SELECTED TEXT:

<<<<

A multitude of attempts made by the Seleucids to reconquer their former lands ensued. Despite some initial success, the last Seleucid campaign was forced to withdraw from Mesopotamia in order to defend Seleucid territory from Roman and Egyptian aggression. This failed campaign would mark the last Selucid attempt at reconquest, as the Seleucid core territories crumbled under the Ptolemies of Egypt and the Romans. The massive Parthian-Selucid war lasted from 177 BCE, the initial invasion by Phraates I, to the defeat of the Seleucid Empire in 90 BCE, nearly an entire century.
With the fall of the Seleucid Empire naturally came the rise of the Parthian Empire, and the further expansion of the Roman state. With no other major opposition to either power, the Roman-Parthian Wars ensued. The first official military conflict to erupt between the two great powers began in 58 CE, in the first of many conflicts over the vital buffer-state of Armenia. The war was initiated by the Romans under the leadership of Emperor Nero in response to the ascension of a Parthian (Tiridates) to the Armenian throne. In the end, this war over Armenia resulted in Shah Vologases’ elected Parthian ruler holding the Armenian throne, but only with the approval of the Roman emperor.

>>>>

SUPPLIED INFORMATION:
<<<<

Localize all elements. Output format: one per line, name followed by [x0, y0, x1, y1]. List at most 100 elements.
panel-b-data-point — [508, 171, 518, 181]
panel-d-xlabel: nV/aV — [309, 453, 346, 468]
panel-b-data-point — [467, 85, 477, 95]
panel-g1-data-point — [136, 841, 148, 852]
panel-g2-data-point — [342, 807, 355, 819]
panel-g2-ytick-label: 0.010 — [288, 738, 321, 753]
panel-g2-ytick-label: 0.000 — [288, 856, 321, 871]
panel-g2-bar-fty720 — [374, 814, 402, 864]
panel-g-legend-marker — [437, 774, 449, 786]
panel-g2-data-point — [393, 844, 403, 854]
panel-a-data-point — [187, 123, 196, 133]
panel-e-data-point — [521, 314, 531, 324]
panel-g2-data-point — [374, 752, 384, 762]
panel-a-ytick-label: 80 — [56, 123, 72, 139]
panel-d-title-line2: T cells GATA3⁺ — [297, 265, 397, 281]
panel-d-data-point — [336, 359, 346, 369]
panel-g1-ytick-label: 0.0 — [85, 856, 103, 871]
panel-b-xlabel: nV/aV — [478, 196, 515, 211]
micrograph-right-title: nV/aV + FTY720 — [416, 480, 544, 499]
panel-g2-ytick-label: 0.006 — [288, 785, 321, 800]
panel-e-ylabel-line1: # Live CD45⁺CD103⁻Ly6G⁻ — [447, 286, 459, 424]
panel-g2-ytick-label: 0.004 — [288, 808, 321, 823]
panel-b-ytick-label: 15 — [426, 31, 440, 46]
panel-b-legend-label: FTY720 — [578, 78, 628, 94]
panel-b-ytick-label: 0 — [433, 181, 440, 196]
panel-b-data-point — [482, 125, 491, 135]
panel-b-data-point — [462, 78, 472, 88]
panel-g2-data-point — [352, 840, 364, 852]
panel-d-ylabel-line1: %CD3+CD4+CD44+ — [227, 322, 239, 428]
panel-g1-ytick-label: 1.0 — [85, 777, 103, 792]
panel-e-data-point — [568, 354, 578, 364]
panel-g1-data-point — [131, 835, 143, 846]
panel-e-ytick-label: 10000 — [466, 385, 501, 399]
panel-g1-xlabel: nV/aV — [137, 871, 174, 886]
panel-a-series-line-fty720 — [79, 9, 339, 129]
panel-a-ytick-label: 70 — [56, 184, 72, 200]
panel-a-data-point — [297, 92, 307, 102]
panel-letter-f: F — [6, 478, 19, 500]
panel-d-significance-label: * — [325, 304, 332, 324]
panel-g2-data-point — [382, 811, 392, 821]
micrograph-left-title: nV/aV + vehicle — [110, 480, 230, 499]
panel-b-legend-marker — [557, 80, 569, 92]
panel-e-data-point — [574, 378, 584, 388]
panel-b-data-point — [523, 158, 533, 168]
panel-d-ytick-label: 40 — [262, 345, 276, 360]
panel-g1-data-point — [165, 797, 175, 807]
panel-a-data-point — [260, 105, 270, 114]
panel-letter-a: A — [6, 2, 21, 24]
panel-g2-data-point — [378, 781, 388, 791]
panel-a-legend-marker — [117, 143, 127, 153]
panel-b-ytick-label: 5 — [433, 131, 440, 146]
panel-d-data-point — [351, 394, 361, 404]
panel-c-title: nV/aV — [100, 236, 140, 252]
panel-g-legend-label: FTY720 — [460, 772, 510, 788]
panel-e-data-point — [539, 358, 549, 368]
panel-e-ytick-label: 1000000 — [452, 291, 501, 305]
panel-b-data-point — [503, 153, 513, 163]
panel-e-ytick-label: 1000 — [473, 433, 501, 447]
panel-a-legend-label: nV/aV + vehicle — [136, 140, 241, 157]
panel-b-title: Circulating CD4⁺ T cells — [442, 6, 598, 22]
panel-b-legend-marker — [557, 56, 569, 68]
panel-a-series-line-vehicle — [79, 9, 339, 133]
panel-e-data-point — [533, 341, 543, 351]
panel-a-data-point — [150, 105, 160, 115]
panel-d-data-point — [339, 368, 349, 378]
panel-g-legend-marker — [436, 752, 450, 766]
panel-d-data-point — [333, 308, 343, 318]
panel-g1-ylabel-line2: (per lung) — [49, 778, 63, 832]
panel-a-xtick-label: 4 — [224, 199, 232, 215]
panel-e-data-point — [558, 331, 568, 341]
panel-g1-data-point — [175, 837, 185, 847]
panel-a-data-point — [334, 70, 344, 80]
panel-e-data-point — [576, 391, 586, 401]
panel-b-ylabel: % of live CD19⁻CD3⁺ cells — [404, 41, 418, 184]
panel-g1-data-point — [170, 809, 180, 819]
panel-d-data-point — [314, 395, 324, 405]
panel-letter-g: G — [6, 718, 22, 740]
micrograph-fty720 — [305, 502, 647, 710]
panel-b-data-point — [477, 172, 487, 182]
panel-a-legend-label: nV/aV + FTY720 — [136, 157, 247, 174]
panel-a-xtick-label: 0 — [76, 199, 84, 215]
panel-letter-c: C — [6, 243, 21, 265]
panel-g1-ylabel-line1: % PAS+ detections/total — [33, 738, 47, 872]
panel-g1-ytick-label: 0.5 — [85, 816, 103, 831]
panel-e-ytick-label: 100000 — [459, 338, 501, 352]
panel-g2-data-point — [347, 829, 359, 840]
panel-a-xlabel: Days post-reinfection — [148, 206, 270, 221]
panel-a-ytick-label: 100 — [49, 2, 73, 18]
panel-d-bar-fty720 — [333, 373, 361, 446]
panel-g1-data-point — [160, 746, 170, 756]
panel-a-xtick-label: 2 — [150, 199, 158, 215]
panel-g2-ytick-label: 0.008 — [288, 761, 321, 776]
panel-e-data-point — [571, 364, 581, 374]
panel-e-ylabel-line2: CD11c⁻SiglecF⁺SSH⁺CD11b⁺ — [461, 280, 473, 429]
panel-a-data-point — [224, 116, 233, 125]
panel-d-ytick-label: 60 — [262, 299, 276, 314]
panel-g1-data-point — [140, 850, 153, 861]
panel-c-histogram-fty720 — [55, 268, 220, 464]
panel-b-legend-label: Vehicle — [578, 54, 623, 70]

>>>>

Please output the passage on the Seleucid and Parthian wars exactly, between "With the fall" and "the Roman emperor.", inclusive. The records were taken from a separate source.

REPLY TO THE TASK:
With the fall of the Seleucid Empire naturally came the rise of the Parthian Empire, and the further expansion of the Roman state. With no other major opposition to either power, the Roman-Parthian Wars ensued. The first official military conflict to erupt between the two great powers began in 58 CE, in the first of many conflicts over the vital buffer-state of Armenia. The war was initiated by the Romans under the leadership of Emperor Nero in response to the ascension of a Parthian (Tiridates) to the Armenian throne. In the end, this war over Armenia resulted in Shah Vologases’ elected Parthian ruler holding the Armenian throne, but only with the approval of the Roman emperor.